— Directive —
Please copy the material word for word, starting with the line that contains "Segment this screenshot: for" and ending with the line that contains "gauge-value-label: 96.3% —", both lines included.

— Task input —
.....

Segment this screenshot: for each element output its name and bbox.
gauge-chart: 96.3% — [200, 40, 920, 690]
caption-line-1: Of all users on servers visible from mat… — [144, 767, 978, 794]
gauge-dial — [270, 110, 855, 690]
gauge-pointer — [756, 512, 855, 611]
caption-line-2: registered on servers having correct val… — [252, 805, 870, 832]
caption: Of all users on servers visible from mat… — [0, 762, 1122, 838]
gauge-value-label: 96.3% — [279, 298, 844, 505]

.....

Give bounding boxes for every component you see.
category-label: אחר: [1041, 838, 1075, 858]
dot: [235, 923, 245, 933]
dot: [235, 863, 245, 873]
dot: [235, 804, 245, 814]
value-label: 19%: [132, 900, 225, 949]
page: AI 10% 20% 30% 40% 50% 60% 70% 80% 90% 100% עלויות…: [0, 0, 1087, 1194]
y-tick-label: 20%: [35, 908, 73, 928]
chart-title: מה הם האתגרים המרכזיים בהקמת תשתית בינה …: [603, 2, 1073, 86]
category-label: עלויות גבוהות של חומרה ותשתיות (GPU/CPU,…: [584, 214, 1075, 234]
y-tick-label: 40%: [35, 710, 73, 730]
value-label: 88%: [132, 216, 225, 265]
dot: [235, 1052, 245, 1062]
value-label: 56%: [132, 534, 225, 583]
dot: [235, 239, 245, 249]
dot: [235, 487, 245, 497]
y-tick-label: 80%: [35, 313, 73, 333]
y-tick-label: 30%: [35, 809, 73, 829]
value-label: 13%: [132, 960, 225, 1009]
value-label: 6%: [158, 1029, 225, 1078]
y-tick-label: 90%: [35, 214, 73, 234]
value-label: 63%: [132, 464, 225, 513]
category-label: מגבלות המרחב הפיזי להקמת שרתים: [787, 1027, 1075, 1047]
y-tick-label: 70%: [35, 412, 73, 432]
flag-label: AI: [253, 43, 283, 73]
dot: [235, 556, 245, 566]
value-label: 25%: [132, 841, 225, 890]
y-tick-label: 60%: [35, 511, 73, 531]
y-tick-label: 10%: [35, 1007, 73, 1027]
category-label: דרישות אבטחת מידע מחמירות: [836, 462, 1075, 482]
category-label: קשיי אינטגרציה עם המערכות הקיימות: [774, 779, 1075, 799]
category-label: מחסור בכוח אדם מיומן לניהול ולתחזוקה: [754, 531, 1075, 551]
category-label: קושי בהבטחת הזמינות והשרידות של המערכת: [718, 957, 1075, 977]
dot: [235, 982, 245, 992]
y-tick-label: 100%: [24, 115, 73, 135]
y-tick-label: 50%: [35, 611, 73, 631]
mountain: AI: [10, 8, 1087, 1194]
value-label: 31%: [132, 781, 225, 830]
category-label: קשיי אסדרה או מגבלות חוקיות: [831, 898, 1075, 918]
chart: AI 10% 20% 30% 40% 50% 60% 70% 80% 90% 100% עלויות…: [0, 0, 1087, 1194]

.....

— Full output —
Segment this screenshot: for each element output its name and bbox.
gauge-chart: 96.3% — [200, 40, 920, 690]
caption-line-1: Of all users on servers visible from mat… — [144, 767, 978, 794]
gauge-dial — [270, 110, 855, 690]
gauge-pointer — [756, 512, 855, 611]
caption-line-2: registered on servers having correct val… — [252, 805, 870, 832]
caption: Of all users on servers visible from mat… — [0, 762, 1122, 838]
gauge-value-label: 96.3% — [279, 298, 844, 505]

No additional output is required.